# Machine Learning for Time Series Data in Python

Time series data is ubiquitous. Whether it be stock market fluctuations, sensor data recording climate change, or activity in the brain, any signal that changes over time can be described as a time series. Machine learning has emerged as a powerful method for leveraging complexity in data in order to generate predictions and insights into the problem one is trying to solve. This course is an intersection between these two worlds of machine learning and time series data, and covers feature engineering, spectograms, and other advanced techniques in order to classify heartbeat sounds and predict stock prices.

## I. Time Series and Machine Learning Primer
* Intro to the basics of machine learning, time series data, and the intersection between the two.

### Timeseries kinds and applications
* Put simply, a **timeseries** means data that changes over time.
* This can take many different forms; from atmospheric CO2 over time, to the waveform of spoken word, to climate sensor data, the fluctuation of a stock's value over the year, demographic information about a city
* **Timeseries data** consists of at least two things: 
    * One: an array of numbers that represents the data itself.
    * Two: another array that contains a timestamp for each datapoint.
* In other words, each datapoint should have a corresponding time point (whether that be a month, year, hour, or any combination of these). Note: multiple data points may have the same time point

#### Plotting a pandas timeseries

```
import matplotlib.pyploy as plt
fig, ax = plt.subplots(figsize=(12,6))
data.plot('date', 'close', ax=ax)
ax.set(title='AAPL daily closing price')
```
* **The amount of time that passes between timestamps defines the *period* of the timeseries.**
    * This often helps us infer what kind of timeseries we're dealing with.

_ _ _ _

Required actions —
a: Reproduce everything in the time series course notes from "#### Plotting a" down to "we're dealing with.".
b: Using the time series course notes, answer these questions:
(i) Which two tasks does the course apply its techniques to?
(ii) What two things does timeseries data consist of at minimum?
(iii) What defines the period of a timeseries?
c: Write the next part of the time series course notes, starting after their last line.

[Structured page parsing data]
_ _ _ _

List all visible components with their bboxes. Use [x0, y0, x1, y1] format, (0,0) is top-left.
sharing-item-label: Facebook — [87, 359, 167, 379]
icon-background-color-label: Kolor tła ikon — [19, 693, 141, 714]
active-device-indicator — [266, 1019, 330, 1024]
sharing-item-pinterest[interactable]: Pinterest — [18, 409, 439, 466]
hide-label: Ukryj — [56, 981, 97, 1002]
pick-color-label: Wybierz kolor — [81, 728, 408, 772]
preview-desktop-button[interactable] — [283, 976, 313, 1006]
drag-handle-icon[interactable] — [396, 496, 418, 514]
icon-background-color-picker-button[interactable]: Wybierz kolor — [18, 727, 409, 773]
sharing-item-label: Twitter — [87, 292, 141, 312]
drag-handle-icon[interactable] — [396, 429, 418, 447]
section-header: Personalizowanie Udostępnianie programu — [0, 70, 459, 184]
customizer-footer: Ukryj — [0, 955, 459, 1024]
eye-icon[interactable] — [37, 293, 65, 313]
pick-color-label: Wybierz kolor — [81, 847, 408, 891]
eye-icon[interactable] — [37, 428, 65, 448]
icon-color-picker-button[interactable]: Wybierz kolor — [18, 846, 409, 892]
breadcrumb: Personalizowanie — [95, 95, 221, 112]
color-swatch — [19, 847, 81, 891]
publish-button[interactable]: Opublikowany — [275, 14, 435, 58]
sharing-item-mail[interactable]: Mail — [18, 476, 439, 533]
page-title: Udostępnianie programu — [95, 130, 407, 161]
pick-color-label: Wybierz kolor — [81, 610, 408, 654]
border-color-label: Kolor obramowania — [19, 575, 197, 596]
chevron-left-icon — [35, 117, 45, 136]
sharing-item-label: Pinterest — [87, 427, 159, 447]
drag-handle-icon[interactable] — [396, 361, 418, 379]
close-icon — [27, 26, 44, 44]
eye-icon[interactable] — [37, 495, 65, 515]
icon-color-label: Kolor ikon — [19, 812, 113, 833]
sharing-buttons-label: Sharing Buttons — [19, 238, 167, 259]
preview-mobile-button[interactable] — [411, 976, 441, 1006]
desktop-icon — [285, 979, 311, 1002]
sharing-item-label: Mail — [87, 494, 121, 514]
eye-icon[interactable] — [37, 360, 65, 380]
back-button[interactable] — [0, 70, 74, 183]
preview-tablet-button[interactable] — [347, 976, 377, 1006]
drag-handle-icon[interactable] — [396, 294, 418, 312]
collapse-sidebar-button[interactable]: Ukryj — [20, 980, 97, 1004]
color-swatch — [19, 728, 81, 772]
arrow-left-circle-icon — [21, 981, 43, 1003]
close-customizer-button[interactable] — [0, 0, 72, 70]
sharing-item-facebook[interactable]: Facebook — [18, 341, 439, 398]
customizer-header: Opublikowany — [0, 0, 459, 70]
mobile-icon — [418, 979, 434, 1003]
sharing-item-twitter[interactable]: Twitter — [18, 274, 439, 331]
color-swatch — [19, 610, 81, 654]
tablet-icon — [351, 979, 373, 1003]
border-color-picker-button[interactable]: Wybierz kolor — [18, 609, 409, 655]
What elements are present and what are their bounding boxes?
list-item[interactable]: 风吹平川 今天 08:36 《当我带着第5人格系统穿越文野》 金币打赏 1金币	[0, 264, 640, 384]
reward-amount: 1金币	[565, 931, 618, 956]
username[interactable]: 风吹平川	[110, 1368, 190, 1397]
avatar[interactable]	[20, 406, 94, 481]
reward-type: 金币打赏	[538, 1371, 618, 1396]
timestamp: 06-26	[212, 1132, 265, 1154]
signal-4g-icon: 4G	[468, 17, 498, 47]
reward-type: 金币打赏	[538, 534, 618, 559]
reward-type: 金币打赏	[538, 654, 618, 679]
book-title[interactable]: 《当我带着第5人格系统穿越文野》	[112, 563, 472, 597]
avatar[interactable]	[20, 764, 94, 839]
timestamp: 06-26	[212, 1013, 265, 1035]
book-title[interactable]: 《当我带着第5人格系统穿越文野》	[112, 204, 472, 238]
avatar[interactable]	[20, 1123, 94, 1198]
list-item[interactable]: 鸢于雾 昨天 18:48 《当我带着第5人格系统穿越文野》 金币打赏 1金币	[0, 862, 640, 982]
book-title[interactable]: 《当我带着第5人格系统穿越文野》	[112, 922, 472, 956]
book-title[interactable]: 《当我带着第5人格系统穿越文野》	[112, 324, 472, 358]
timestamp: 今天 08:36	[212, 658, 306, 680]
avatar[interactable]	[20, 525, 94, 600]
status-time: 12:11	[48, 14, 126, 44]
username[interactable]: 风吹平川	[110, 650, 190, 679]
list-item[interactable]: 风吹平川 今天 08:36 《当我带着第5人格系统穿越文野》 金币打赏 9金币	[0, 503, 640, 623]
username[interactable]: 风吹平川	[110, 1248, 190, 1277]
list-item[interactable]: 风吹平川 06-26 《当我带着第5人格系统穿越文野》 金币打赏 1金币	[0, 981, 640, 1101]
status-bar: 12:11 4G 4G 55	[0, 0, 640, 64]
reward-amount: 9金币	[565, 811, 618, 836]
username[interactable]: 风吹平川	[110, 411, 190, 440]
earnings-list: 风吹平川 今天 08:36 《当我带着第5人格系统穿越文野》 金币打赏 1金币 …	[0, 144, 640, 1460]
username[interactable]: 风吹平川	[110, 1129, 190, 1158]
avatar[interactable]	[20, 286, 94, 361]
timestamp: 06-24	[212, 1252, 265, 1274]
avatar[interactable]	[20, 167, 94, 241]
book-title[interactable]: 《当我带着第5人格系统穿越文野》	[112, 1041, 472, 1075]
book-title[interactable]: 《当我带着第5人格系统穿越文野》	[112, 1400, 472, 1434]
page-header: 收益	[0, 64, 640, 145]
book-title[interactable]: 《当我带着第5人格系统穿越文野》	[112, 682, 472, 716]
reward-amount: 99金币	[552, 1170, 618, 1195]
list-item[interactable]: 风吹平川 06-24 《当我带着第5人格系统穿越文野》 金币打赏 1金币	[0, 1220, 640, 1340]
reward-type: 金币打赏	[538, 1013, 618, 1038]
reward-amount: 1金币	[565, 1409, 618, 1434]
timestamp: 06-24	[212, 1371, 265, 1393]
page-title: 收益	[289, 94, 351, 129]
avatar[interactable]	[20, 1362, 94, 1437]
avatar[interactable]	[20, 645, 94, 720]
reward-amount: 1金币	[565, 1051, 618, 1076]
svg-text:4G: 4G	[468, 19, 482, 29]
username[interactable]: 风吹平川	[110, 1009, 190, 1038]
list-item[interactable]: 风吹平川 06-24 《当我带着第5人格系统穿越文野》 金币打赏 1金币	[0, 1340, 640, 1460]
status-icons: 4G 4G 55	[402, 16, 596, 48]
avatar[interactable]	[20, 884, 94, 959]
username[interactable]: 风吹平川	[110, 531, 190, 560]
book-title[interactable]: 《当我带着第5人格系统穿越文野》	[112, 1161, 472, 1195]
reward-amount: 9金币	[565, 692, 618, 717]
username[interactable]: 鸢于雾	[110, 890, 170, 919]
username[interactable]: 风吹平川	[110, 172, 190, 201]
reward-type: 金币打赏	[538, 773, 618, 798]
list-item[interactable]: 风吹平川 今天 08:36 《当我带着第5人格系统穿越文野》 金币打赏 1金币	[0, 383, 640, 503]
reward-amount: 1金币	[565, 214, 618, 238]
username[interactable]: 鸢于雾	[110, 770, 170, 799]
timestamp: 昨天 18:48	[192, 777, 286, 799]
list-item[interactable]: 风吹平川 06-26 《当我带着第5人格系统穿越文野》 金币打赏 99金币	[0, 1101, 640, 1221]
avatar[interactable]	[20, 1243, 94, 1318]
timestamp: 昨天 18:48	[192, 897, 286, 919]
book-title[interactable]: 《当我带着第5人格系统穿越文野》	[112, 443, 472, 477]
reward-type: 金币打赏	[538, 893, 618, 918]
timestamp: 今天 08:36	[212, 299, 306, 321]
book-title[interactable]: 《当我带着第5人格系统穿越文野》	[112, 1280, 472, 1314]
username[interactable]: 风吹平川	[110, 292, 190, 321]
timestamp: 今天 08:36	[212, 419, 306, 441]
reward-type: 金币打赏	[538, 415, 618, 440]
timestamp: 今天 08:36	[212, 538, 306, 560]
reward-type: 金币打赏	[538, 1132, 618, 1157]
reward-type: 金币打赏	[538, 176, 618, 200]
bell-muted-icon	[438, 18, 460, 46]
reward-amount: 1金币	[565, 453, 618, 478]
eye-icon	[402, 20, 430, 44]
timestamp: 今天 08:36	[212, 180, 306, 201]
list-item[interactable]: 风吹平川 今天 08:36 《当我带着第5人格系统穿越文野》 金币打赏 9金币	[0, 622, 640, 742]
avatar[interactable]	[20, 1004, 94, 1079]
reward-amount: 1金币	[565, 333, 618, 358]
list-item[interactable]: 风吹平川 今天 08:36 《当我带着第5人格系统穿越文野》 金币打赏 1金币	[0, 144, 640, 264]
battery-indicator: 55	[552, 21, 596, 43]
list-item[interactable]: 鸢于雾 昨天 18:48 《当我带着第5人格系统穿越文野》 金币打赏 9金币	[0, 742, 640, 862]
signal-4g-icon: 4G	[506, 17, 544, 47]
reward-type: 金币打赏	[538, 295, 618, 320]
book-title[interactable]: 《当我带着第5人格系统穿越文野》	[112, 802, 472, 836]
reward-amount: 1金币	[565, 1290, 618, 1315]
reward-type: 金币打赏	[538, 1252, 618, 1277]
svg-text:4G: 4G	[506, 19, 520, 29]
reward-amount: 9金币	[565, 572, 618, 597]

_ _ _ _

Responses by item number —
a:
#### Plotting a pandas timeseries

```
import matplotlib.pyploy as plt
fig, ax = plt.subplots(figsize=(12,6))
data.plot('date', 'close', ax=ax)
ax.set(title='AAPL daily closing price')
```
* **The amount of time that passes between timestamps defines the *period* of the timeseries.**
    * This often helps us infer what kind of timeseries we're dealing with.

b:
(i) Classifying heartbeat sounds and predicting stock prices.
(ii) An array of numbers that represents the data itself, and another array that contains a timestamp for each datapoint.
(iii) The amount of time that passes between timestamps.

c:
* One crucial part of machine learning is that we can build a model of the world that formalizes our knowledge of the problem at hand. We can...
    * Predict the future
    * Automate this process
    * can be a critical component of an organization's decision making
    
* We treat timeseries data slightly differently than other types of datasets
    * Timeseries data always change over time, which turns out to be a useful pattern to utilize
    * Using timeseries-specific features lets us see a much richer representation of the raw data.
    
* This course will focus on a simple machine learning pipeline in the context of timeseries data.

* **A machine learning pipeline:**
    * Feature extraction: What kind of special features leverage a signal that changes over time?
    * Model fitting: What kinds of models are suitable for asking questions with timeseries data?
    * Prediction and Validation: How can we validate a model that uses timeseries data? What considerations must we make because it changes in time?

```
# Plot the time series in each dataset
fig, axs = plt.subplots(2, 1, figsize=(5, 10))
data.iloc[:1000].plot(y='data_values', ax=axs[0])
data2.iloc[:1000].plot(y='data_values', ax=axs[1])
plt.show()
```

```
# Plot the time series in each dataset
fig, axs = plt.subplots(2, 1, figsize=(5, 10))
data.iloc[:1000].plot(x='time', y='data_values', ax=axs[0])
data2.iloc[:1000].plot(x='time', y='data_values', ax=axs[1])
plt.show()
```

#### Machine Learning Basics
* Always begin by looking at your data:
    * `array.shape`
    * `array[:3]`
    * `dataframe.head()`
    * `dataframe.info()`
    * `dataframe.describe()`
* It is also crucial to visualize your data:

```
# Using matplotlib
fig, ax = plt.subplots()
ax.plot(...)

# Using pandas
fig, ax = plt.subplots()
df.plot(..., ax=ax)
```
* The proper visualization will depend on the kind of data you've got, though histograms and scatterplots are a good place to start.

* The most popular library for machine-learning in Python is `scikit-learn`.
    * Standardized API so that you can fit many different models with a similar code structure
    
#### Preparing data for scikit-learn
* `scikit-learn` expects a particular structure of data:
    * **`(samples, features)`**
* Make sure that your data is *at least two-dimensional.*
* Make sure the first dimension is *samples*.
* The first axis should correspond to sample number, and the second axis should correspond to feature number.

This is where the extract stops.